* Problem
Recast the material below as a numbered list with one entry per line. Omit blank lines and leave the pictures out.

★ ★ ★ ★ ★

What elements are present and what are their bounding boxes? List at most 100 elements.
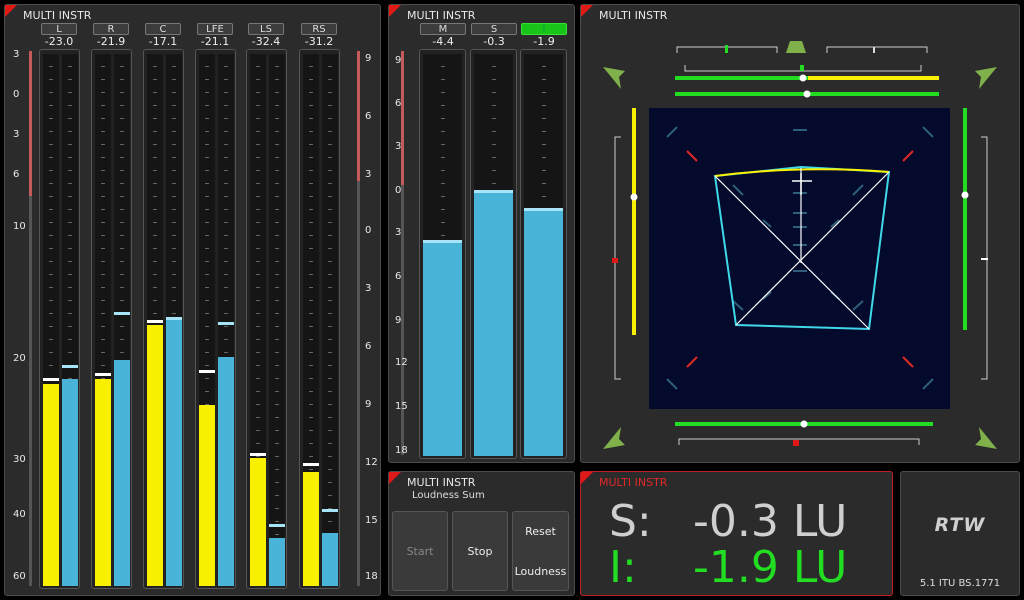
meter-track-left (147, 54, 163, 586)
left-scale-red-zone (29, 51, 32, 196)
scale-tick-label: 9 (365, 53, 372, 64)
rear-left-speaker-icon (603, 427, 625, 449)
channel-value-c: -17.1 (148, 35, 178, 48)
scale-tick-label: 40 (13, 509, 26, 520)
meter-track-right (62, 54, 78, 586)
panel-corner-marker (389, 472, 401, 484)
channel-value-l: -23.0 (44, 35, 74, 48)
channel-label-rs[interactable]: RS (301, 23, 337, 35)
integrated-prefix: I: (609, 542, 637, 593)
right-lu-scale: 9 6 3 0 3 6 9 12 15 18 (361, 49, 379, 589)
meter-level-right (218, 357, 234, 586)
meter-track-right (269, 54, 285, 586)
start-button[interactable]: Start (392, 511, 448, 591)
integrated-value: -1.9 LU (693, 542, 848, 593)
right-scale-red-zone (357, 51, 360, 181)
scale-tick-label: 3 (13, 49, 20, 60)
scale-tick-label: 15 (395, 401, 408, 412)
reset-loudness-button[interactable]: Reset Loudness (512, 511, 569, 591)
panel-corner-marker (5, 5, 17, 17)
loudness-label-m[interactable]: M (420, 23, 466, 35)
meter-peak-hold-right (218, 322, 234, 326)
scale-tick-label: 9 (395, 55, 402, 66)
channel-label-l[interactable]: L (41, 23, 77, 35)
scale-tick-label: 6 (395, 271, 402, 282)
meter-track-right (322, 54, 338, 586)
meter-track (423, 54, 462, 456)
scale-tick-label: 30 (13, 454, 26, 465)
meter-level-right (322, 532, 338, 586)
scale-tick-label: 6 (395, 98, 402, 109)
short-term-value: -0.3 LU (693, 496, 848, 547)
loudness-value-i: -1.9 (533, 35, 555, 48)
scale-tick-label: 10 (13, 221, 26, 232)
channel-meter-ls (246, 49, 287, 589)
channel-label-ls[interactable]: LS (248, 23, 284, 35)
surround-analyzer-graphic (603, 41, 997, 449)
meter-peak-hold (524, 207, 563, 211)
meter-peak-hold (423, 239, 462, 243)
meter-peak-hold-right (114, 311, 130, 315)
scale-tick-label: 0 (13, 89, 20, 100)
vector-scope (649, 108, 950, 409)
meter-level (474, 192, 513, 456)
loudness-bar-panel: MULTI INSTR M -4.4 S -0.3 I -1.9 9 6 3 0 3 6 9 12 15 1… (388, 4, 575, 463)
front-right-speaker-icon (975, 67, 997, 89)
start-button-label: Start (406, 545, 434, 558)
scale-tick-label: 9 (365, 399, 372, 410)
scale-tick-label: 3 (365, 283, 372, 294)
channel-meter-r (91, 49, 132, 589)
scale-tick-label: 9 (395, 315, 402, 326)
scale-tick-label: 3 (13, 129, 20, 140)
meter-peak-hold-left (303, 463, 319, 467)
channel-value-rs: -31.2 (304, 35, 334, 48)
loudness-meter-i (520, 49, 567, 459)
scale-tick-label: 6 (365, 341, 372, 352)
meter-track (474, 54, 513, 456)
rear-right-speaker-icon (975, 427, 997, 449)
front-left-speaker-icon (603, 67, 625, 89)
loudness-label: Loudness (514, 565, 567, 578)
channel-label-c[interactable]: C (145, 23, 181, 35)
meter-level-right (166, 320, 182, 586)
panel-title: MULTI INSTR (407, 476, 476, 489)
scale-tick-label: 20 (13, 353, 26, 364)
stop-button-label: Stop (467, 545, 493, 558)
channel-meter-lfe (195, 49, 236, 589)
loudness-meter-m (419, 49, 466, 459)
surround-analyzer-panel: MULTI INSTR (580, 4, 1020, 463)
meter-level-left (250, 458, 266, 586)
channel-meter-l (39, 49, 80, 589)
scale-tick-label: 6 (365, 111, 372, 122)
loudness-label-s[interactable]: S (471, 23, 517, 35)
brand-panel: RTW 5.1 ITU BS.1771 (900, 471, 1020, 596)
meter-peak-hold-left (199, 370, 215, 374)
loudness-label-i[interactable]: I (521, 23, 567, 35)
meter-track-left (199, 54, 215, 586)
meter-peak-hold-left (147, 319, 163, 323)
meter-peak-hold (474, 189, 513, 193)
channel-label-lfe[interactable]: LFE (197, 23, 233, 35)
left-scale-grey-zone (29, 196, 32, 586)
lu-scale: 9 6 3 0 3 6 9 12 15 18 (389, 49, 408, 459)
meter-peak-hold-right (269, 524, 285, 528)
scale-tick-label: 3 (365, 169, 372, 180)
scale-tick-label: 6 (13, 169, 20, 180)
multichannel-meter-panel: MULTI INSTR L -23.0 R -21.9 C -17.1 LFE -21.1 LS… (4, 4, 381, 596)
standard-label: 5.1 ITU BS.1771 (919, 578, 1001, 589)
meter-track-left (43, 54, 59, 586)
scale-tick-label: 12 (395, 357, 408, 368)
meter-level-right (269, 538, 285, 586)
right-scale-grey-zone (357, 181, 360, 586)
meter-level (524, 210, 563, 456)
channel-label-r[interactable]: R (93, 23, 129, 35)
meter-level-right (114, 359, 130, 586)
panel-corner-marker (389, 5, 401, 17)
meter-peak-hold-right (166, 317, 182, 320)
meter-peak-hold-right (62, 364, 78, 368)
stop-button[interactable]: Stop (452, 511, 508, 591)
meter-track-left (250, 54, 266, 586)
meter-grid (269, 54, 285, 586)
meter-track (524, 54, 563, 456)
meter-track-right (166, 54, 182, 586)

★ ★ ★ ★ ★

* Written solution
1. What elements are present and what are their bounding boxes? List at most 100 elements.
2. meter-track-left (147, 54, 163, 586)
3. left-scale-red-zone (29, 51, 32, 196)
4. scale-tick-label: 9 (365, 53, 372, 64)
5. rear-left-speaker-icon (603, 427, 625, 449)
6. channel-value-c: -17.1 (148, 35, 178, 48)
7. scale-tick-label: 40 (13, 509, 26, 520)
8. meter-track-right (62, 54, 78, 586)
9. panel-corner-marker (389, 472, 401, 484)
10. channel-value-l: -23.0 (44, 35, 74, 48)
11. channel-label-rs[interactable]: RS (301, 23, 337, 35)
12. integrated-prefix: I: (609, 542, 637, 593)
13. right-lu-scale: 9 6 3 0 3 6 9 12 15 18 (361, 49, 379, 589)
14. meter-level-right (218, 357, 234, 586)
15. meter-track-right (269, 54, 285, 586)
16. start-button[interactable]: Start (392, 511, 448, 591)
17. integrated-value: -1.9 LU (693, 542, 848, 593)
18. right-scale-red-zone (357, 51, 360, 181)
19. scale-tick-label: 3 (13, 49, 20, 60)
20. scale-tick-label: 15 (395, 401, 408, 412)
21. reset-loudness-button[interactable]: Reset Loudness (512, 511, 569, 591)
22. panel-corner-marker (5, 5, 17, 17)
23. loudness-label-m[interactable]: M (420, 23, 466, 35)
24. meter-peak-hold-right (218, 322, 234, 326)
25. scale-tick-label: 9 (395, 55, 402, 66)
26. channel-label-l[interactable]: L (41, 23, 77, 35)
27. scale-tick-label: 6 (395, 271, 402, 282)
28. meter-track-right (322, 54, 338, 586)
29. meter-track (423, 54, 462, 456)
30. scale-tick-label: 30 (13, 454, 26, 465)
31. meter-level-right (322, 532, 338, 586)
32. scale-tick-label: 6 (395, 98, 402, 109)
33. short-term-value: -0.3 LU (693, 496, 848, 547)
34. loudness-value-i: -1.9 (533, 35, 555, 48)
35. scale-tick-label: 10 (13, 221, 26, 232)
36. channel-meter-ls (246, 49, 287, 589)
37. channel-label-ls[interactable]: LS (248, 23, 284, 35)
38. surround-analyzer-graphic (603, 41, 997, 449)
39. meter-peak-hold (524, 207, 563, 211)
40. meter-peak-hold (423, 239, 462, 243)
41. meter-peak-hold-right (114, 311, 130, 315)
42. scale-tick-label: 0 (13, 89, 20, 100)
43. vector-scope (649, 108, 950, 409)
44. meter-level (474, 192, 513, 456)
45. loudness-bar-panel: MULTI INSTR M -4.4 S -0.3 I -1.9 9 6 3 0 3 6 9 12 15 1… (388, 4, 575, 463)
46. front-right-speaker-icon (975, 67, 997, 89)
47. start-button-label: Start (406, 545, 434, 558)
48. scale-tick-label: 9 (365, 399, 372, 410)
49. scale-tick-label: 3 (365, 283, 372, 294)
50. channel-meter-r (91, 49, 132, 589)
51. scale-tick-label: 9 (395, 315, 402, 326)
52. scale-tick-label: 3 (13, 129, 20, 140)
53. meter-peak-hold-left (303, 463, 319, 467)
54. channel-value-rs: -31.2 (304, 35, 334, 48)
55. loudness-meter-i (520, 49, 567, 459)
56. scale-tick-label: 6 (365, 341, 372, 352)
57. meter-track (474, 54, 513, 456)
58. rear-right-speaker-icon (975, 427, 997, 449)
59. front-left-speaker-icon (603, 67, 625, 89)
60. loudness-label: Loudness (514, 565, 567, 578)
61. channel-label-c[interactable]: C (145, 23, 181, 35)
62. meter-level-right (166, 320, 182, 586)
63. panel-title: MULTI INSTR (407, 476, 476, 489)
64. scale-tick-label: 20 (13, 353, 26, 364)
65. stop-button-label: Stop (467, 545, 493, 558)
66. channel-meter-lfe (195, 49, 236, 589)
67. loudness-meter-m (419, 49, 466, 459)
68. surround-analyzer-panel: MULTI INSTR (580, 4, 1020, 463)
69. meter-level-left (250, 458, 266, 586)
70. channel-meter-l (39, 49, 80, 589)
71. scale-tick-label: 6 (365, 111, 372, 122)
72. loudness-label-s[interactable]: S (471, 23, 517, 35)
73. brand-panel: RTW 5.1 ITU BS.1771 (900, 471, 1020, 596)
74. meter-peak-hold-left (199, 370, 215, 374)
75. loudness-label-i[interactable]: I (521, 23, 567, 35)
76. meter-track-left (199, 54, 215, 586)
77. meter-peak-hold-left (147, 319, 163, 323)
78. meter-peak-hold (474, 189, 513, 193)
79. channel-label-lfe[interactable]: LFE (197, 23, 233, 35)
80. left-scale-grey-zone (29, 196, 32, 586)
81. lu-scale: 9 6 3 0 3 6 9 12 15 18 (389, 49, 408, 459)
82. meter-peak-hold-right (269, 524, 285, 528)
83. scale-tick-label: 3 (365, 169, 372, 180)
84. scale-tick-label: 6 (13, 169, 20, 180)
85. multichannel-meter-panel: MULTI INSTR L -23.0 R -21.9 C -17.1 LFE -21.1 LS… (4, 4, 381, 596)
86. standard-label: 5.1 ITU BS.1771 (919, 578, 1001, 589)
87. meter-track-left (43, 54, 59, 586)
88. scale-tick-label: 12 (395, 357, 408, 368)
89. meter-level-right (269, 538, 285, 586)
90. right-scale-grey-zone (357, 181, 360, 586)
91. meter-level (524, 210, 563, 456)
92. channel-label-r[interactable]: R (93, 23, 129, 35)
93. meter-level-right (114, 359, 130, 586)
94. panel-corner-marker (389, 5, 401, 17)
95. meter-peak-hold-right (166, 317, 182, 320)
96. meter-peak-hold-right (62, 364, 78, 368)
97. stop-button[interactable]: Stop (452, 511, 508, 591)
98. meter-track-left (250, 54, 266, 586)
99. meter-grid (269, 54, 285, 586)
100. meter-track (524, 54, 563, 456)
101. meter-track-right (166, 54, 182, 586)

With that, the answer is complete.